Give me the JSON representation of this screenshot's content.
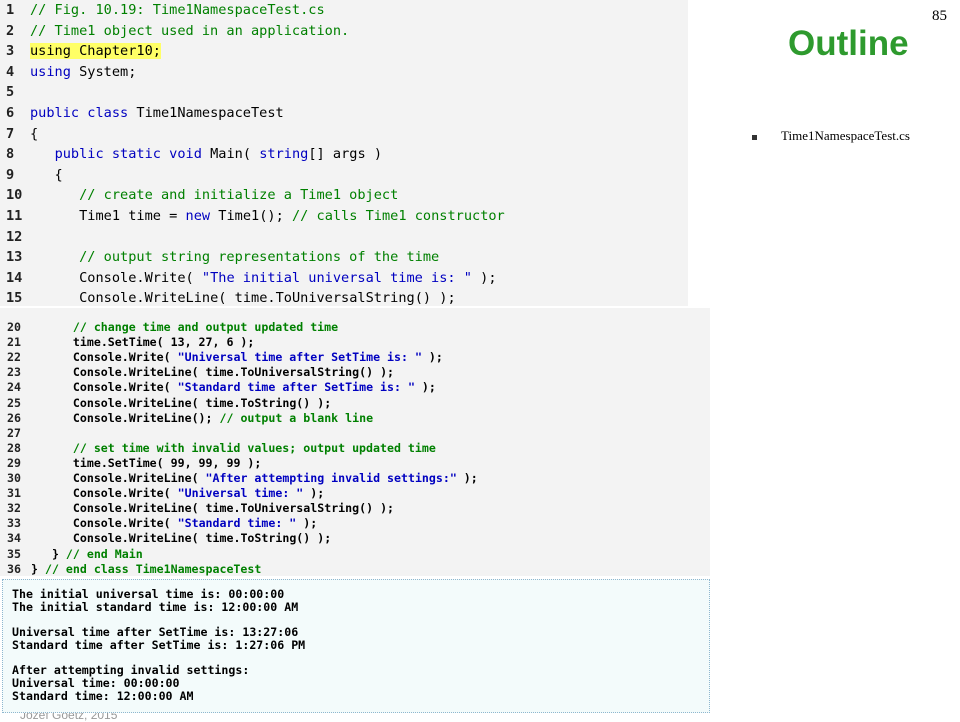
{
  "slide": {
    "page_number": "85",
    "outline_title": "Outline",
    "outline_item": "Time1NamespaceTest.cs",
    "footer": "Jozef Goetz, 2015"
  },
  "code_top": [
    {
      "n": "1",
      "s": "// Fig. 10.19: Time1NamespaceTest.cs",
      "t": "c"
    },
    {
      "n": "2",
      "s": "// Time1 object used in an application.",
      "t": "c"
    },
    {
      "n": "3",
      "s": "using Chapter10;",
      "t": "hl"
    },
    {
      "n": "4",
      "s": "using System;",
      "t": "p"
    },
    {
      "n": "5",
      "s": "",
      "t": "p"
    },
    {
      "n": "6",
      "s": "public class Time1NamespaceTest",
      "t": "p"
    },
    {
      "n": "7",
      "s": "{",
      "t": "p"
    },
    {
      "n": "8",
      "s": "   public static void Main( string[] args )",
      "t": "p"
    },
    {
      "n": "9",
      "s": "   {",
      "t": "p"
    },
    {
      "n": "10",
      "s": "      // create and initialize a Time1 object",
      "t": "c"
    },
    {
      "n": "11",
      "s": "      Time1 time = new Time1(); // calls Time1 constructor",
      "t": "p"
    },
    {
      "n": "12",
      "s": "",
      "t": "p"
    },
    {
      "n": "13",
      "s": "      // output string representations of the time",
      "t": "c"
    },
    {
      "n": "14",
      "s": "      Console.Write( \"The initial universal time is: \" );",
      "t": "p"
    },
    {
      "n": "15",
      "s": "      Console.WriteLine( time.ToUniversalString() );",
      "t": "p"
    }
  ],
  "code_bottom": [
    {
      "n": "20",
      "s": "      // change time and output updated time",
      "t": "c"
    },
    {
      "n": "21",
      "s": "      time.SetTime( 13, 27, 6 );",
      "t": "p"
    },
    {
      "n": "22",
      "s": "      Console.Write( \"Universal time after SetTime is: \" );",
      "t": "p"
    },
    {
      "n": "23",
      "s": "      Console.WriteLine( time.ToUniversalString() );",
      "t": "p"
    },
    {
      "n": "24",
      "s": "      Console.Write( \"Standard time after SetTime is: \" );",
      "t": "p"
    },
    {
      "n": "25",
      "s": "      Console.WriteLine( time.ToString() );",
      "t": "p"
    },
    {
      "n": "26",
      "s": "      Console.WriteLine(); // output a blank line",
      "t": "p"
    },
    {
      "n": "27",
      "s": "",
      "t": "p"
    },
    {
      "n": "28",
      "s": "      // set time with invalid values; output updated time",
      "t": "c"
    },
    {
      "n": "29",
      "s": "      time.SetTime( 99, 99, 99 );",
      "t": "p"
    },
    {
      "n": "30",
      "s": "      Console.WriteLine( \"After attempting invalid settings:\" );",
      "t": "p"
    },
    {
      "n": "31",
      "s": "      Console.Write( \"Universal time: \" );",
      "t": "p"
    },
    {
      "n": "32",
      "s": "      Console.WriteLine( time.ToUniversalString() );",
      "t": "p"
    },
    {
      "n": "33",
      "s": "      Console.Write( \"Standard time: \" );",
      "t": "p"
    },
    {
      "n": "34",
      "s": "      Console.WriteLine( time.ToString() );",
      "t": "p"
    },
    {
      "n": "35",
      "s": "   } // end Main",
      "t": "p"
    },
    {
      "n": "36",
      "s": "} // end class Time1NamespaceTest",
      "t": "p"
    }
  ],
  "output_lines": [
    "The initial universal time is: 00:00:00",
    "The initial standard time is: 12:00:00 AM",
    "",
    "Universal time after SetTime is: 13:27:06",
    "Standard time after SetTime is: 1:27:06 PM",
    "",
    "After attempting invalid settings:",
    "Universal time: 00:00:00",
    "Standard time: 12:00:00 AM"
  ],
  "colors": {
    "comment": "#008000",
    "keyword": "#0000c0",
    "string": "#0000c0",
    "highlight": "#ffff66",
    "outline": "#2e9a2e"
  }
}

━━━━━━

▸ **Exercise aim**:
Say how many lines in the records above hold "object", and give no other text.

▸ **Reply**:
2